— Provided information —
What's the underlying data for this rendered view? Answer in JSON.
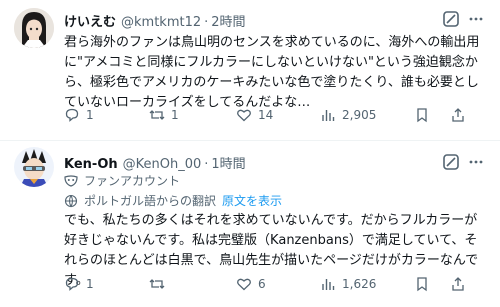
{
  "tweets": [
    {
      "name": "けいえむ",
      "handle": "@kmtkmt12",
      "separator": "·",
      "time": "2時間",
      "text": "君ら海外のファンは鳥山明のセンスを求めているのに、海外への輸出用に\"アメコミと同様にフルカラーにしないといけない\"という強迫観念から、極彩色でアメリカのケーキみたいな色で塗りたくり、誰も必要としていないローカライズをしてるんだよな…",
      "replies": "1",
      "retweets": "1",
      "likes": "14",
      "views": "2,905"
    },
    {
      "name": "Ken-Oh",
      "handle": "@KenOh_00",
      "separator": "·",
      "time": "1時間",
      "badge": "ファンアカウント",
      "translated_from": "ポルトガル語からの翻訳",
      "show_original": "原文を表示",
      "text": "でも、私たちの多くはそれを求めていないんです。だからフルカラーが好きじゃないんです。私は完璧版（Kanzenbans）で満足していて、それらのほとんどは白黒で、鳥山先生が描いたページだけがカラーなんです。",
      "replies": "1",
      "retweets": "",
      "likes": "6",
      "views": "1,626"
    }
  ],
  "icons": {
    "reply": "reply-icon",
    "retweet": "retweet-icon",
    "like": "heart-icon",
    "views": "views-icon",
    "bookmark": "bookmark-icon",
    "share": "share-icon",
    "grok": "grok-icon",
    "more": "more-icon",
    "fan": "mask-icon",
    "translate": "globe-icon"
  },
  "colors": {
    "text": "#0f1419",
    "muted": "#536471",
    "link": "#1d9bf0",
    "divider": "#eff3f4"
  }
}
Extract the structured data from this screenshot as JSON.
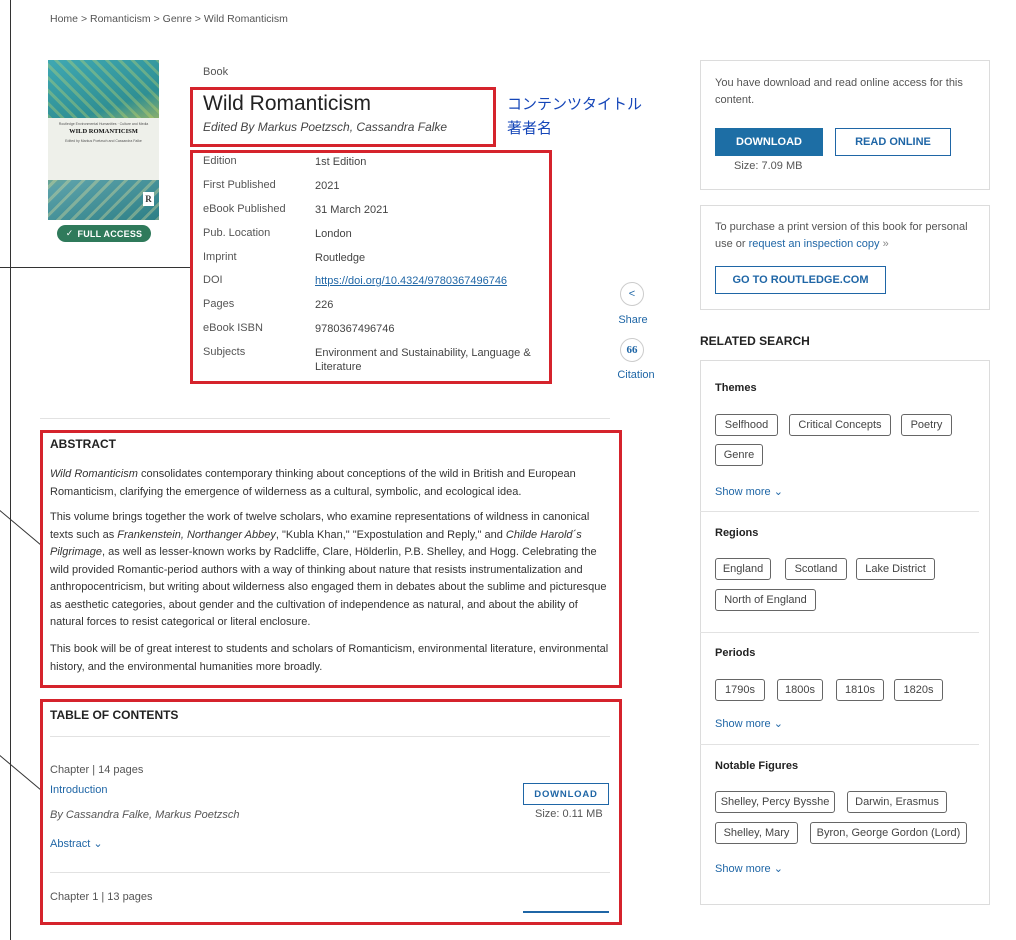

— The request —
Set down the material above as is, without any pictures.

— Answer for the task —
What's the underlying data for this rendered view? Answer in JSON.
{
  "tweets": [
    {
      "name": "けいえむ",
      "handle": "@kmtkmt12",
      "separator": "·",
      "time": "2時間",
      "text": "君ら海外のファンは鳥山明のセンスを求めているのに、海外への輸出用に\"アメコミと同様にフルカラーにしないといけない\"という強迫観念から、極彩色でアメリカのケーキみたいな色で塗りたくり、誰も必要としていないローカライズをしてるんだよな…",
      "replies": "1",
      "retweets": "1",
      "likes": "14",
      "views": "2,905"
    },
    {
      "name": "Ken-Oh",
      "handle": "@KenOh_00",
      "separator": "·",
      "time": "1時間",
      "badge": "ファンアカウント",
      "translated_from": "ポルトガル語からの翻訳",
      "show_original": "原文を表示",
      "text": "でも、私たちの多くはそれを求めていないんです。だからフルカラーが好きじゃないんです。私は完璧版（Kanzenbans）で満足していて、それらのほとんどは白黒で、鳥山先生が描いたページだけがカラーなんです。",
      "replies": "1",
      "retweets": "",
      "likes": "6",
      "views": "1,626"
    }
  ],
  "icons": {
    "reply": "reply-icon",
    "retweet": "retweet-icon",
    "like": "heart-icon",
    "views": "views-icon",
    "bookmark": "bookmark-icon",
    "share": "share-icon",
    "grok": "grok-icon",
    "more": "more-icon",
    "fan": "mask-icon",
    "translate": "globe-icon"
  },
  "colors": {
    "text": "#0f1419",
    "muted": "#536471",
    "link": "#1d9bf0",
    "divider": "#eff3f4"
  }
}
Extract the structured data from this screenshot as JSON.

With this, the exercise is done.